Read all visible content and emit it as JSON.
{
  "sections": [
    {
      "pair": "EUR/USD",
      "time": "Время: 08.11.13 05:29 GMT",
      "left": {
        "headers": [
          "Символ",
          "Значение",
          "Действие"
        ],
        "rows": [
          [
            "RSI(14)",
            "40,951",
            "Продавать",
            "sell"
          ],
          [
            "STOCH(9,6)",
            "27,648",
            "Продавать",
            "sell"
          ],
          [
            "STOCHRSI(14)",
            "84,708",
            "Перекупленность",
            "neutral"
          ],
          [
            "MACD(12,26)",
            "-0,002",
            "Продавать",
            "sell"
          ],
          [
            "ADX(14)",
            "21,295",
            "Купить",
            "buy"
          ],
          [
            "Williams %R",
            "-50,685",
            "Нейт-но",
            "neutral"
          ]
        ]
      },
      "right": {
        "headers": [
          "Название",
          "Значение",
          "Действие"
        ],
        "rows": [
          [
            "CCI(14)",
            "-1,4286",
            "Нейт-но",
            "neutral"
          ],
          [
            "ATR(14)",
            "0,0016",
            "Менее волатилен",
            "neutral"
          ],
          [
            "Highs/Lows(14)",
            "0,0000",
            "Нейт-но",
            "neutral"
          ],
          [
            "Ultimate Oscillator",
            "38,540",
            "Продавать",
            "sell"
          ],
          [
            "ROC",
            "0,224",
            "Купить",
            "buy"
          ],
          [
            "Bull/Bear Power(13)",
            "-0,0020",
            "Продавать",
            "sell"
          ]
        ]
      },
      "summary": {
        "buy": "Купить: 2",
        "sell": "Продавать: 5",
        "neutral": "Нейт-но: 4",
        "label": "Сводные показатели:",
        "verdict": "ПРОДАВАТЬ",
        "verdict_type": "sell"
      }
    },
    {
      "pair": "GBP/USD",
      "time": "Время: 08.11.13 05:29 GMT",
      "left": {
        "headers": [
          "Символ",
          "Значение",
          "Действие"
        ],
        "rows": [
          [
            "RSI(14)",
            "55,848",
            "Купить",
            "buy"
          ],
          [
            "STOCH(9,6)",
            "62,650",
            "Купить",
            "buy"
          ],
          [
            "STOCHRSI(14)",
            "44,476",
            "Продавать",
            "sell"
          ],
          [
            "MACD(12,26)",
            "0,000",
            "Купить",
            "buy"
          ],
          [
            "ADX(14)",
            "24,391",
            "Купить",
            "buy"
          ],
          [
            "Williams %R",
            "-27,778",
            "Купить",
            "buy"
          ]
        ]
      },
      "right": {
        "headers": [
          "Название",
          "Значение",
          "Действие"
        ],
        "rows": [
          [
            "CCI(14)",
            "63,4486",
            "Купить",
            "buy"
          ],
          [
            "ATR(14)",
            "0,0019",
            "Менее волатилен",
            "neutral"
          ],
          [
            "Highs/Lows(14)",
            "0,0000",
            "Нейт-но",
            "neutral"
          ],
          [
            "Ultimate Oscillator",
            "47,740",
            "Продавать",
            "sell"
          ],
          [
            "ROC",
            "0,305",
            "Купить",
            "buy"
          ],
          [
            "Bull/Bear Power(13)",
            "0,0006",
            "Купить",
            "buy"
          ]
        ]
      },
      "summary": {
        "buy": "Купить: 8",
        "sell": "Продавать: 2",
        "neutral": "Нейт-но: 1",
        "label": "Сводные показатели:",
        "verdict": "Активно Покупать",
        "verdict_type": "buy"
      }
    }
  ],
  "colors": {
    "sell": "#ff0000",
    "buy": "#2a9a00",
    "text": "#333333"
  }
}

---------------

— Set task —
Quote the material exactly, leaving nothing out.

— Answer to this exercise —
Read all visible content and emit it as JSON.
{
  "sections": [
    {
      "pair": "EUR/USD",
      "time": "Время: 08.11.13 05:29 GMT",
      "left": {
        "headers": [
          "Символ",
          "Значение",
          "Действие"
        ],
        "rows": [
          [
            "RSI(14)",
            "40,951",
            "Продавать",
            "sell"
          ],
          [
            "STOCH(9,6)",
            "27,648",
            "Продавать",
            "sell"
          ],
          [
            "STOCHRSI(14)",
            "84,708",
            "Перекупленность",
            "neutral"
          ],
          [
            "MACD(12,26)",
            "-0,002",
            "Продавать",
            "sell"
          ],
          [
            "ADX(14)",
            "21,295",
            "Купить",
            "buy"
          ],
          [
            "Williams %R",
            "-50,685",
            "Нейт-но",
            "neutral"
          ]
        ]
      },
      "right": {
        "headers": [
          "Название",
          "Значение",
          "Действие"
        ],
        "rows": [
          [
            "CCI(14)",
            "-1,4286",
            "Нейт-но",
            "neutral"
          ],
          [
            "ATR(14)",
            "0,0016",
            "Менее волатилен",
            "neutral"
          ],
          [
            "Highs/Lows(14)",
            "0,0000",
            "Нейт-но",
            "neutral"
          ],
          [
            "Ultimate Oscillator",
            "38,540",
            "Продавать",
            "sell"
          ],
          [
            "ROC",
            "0,224",
            "Купить",
            "buy"
          ],
          [
            "Bull/Bear Power(13)",
            "-0,0020",
            "Продавать",
            "sell"
          ]
        ]
      },
      "summary": {
        "buy": "Купить: 2",
        "sell": "Продавать: 5",
        "neutral": "Нейт-но: 4",
        "label": "Сводные показатели:",
        "verdict": "ПРОДАВАТЬ",
        "verdict_type": "sell"
      }
    },
    {
      "pair": "GBP/USD",
      "time": "Время: 08.11.13 05:29 GMT",
      "left": {
        "headers": [
          "Символ",
          "Значение",
          "Действие"
        ],
        "rows": [
          [
            "RSI(14)",
            "55,848",
            "Купить",
            "buy"
          ],
          [
            "STOCH(9,6)",
            "62,650",
            "Купить",
            "buy"
          ],
          [
            "STOCHRSI(14)",
            "44,476",
            "Продавать",
            "sell"
          ],
          [
            "MACD(12,26)",
            "0,000",
            "Купить",
            "buy"
          ],
          [
            "ADX(14)",
            "24,391",
            "Купить",
            "buy"
          ],
          [
            "Williams %R",
            "-27,778",
            "Купить",
            "buy"
          ]
        ]
      },
      "right": {
        "headers": [
          "Название",
          "Значение",
          "Действие"
        ],
        "rows": [
          [
            "CCI(14)",
            "63,4486",
            "Купить",
            "buy"
          ],
          [
            "ATR(14)",
            "0,0019",
            "Менее волатилен",
            "neutral"
          ],
          [
            "Highs/Lows(14)",
            "0,0000",
            "Нейт-но",
            "neutral"
          ],
          [
            "Ultimate Oscillator",
            "47,740",
            "Продавать",
            "sell"
          ],
          [
            "ROC",
            "0,305",
            "Купить",
            "buy"
          ],
          [
            "Bull/Bear Power(13)",
            "0,0006",
            "Купить",
            "buy"
          ]
        ]
      },
      "summary": {
        "buy": "Купить: 8",
        "sell": "Продавать: 2",
        "neutral": "Нейт-но: 1",
        "label": "Сводные показатели:",
        "verdict": "Активно Покупать",
        "verdict_type": "buy"
      }
    }
  ],
  "colors": {
    "sell": "#ff0000",
    "buy": "#2a9a00",
    "text": "#333333"
  }
}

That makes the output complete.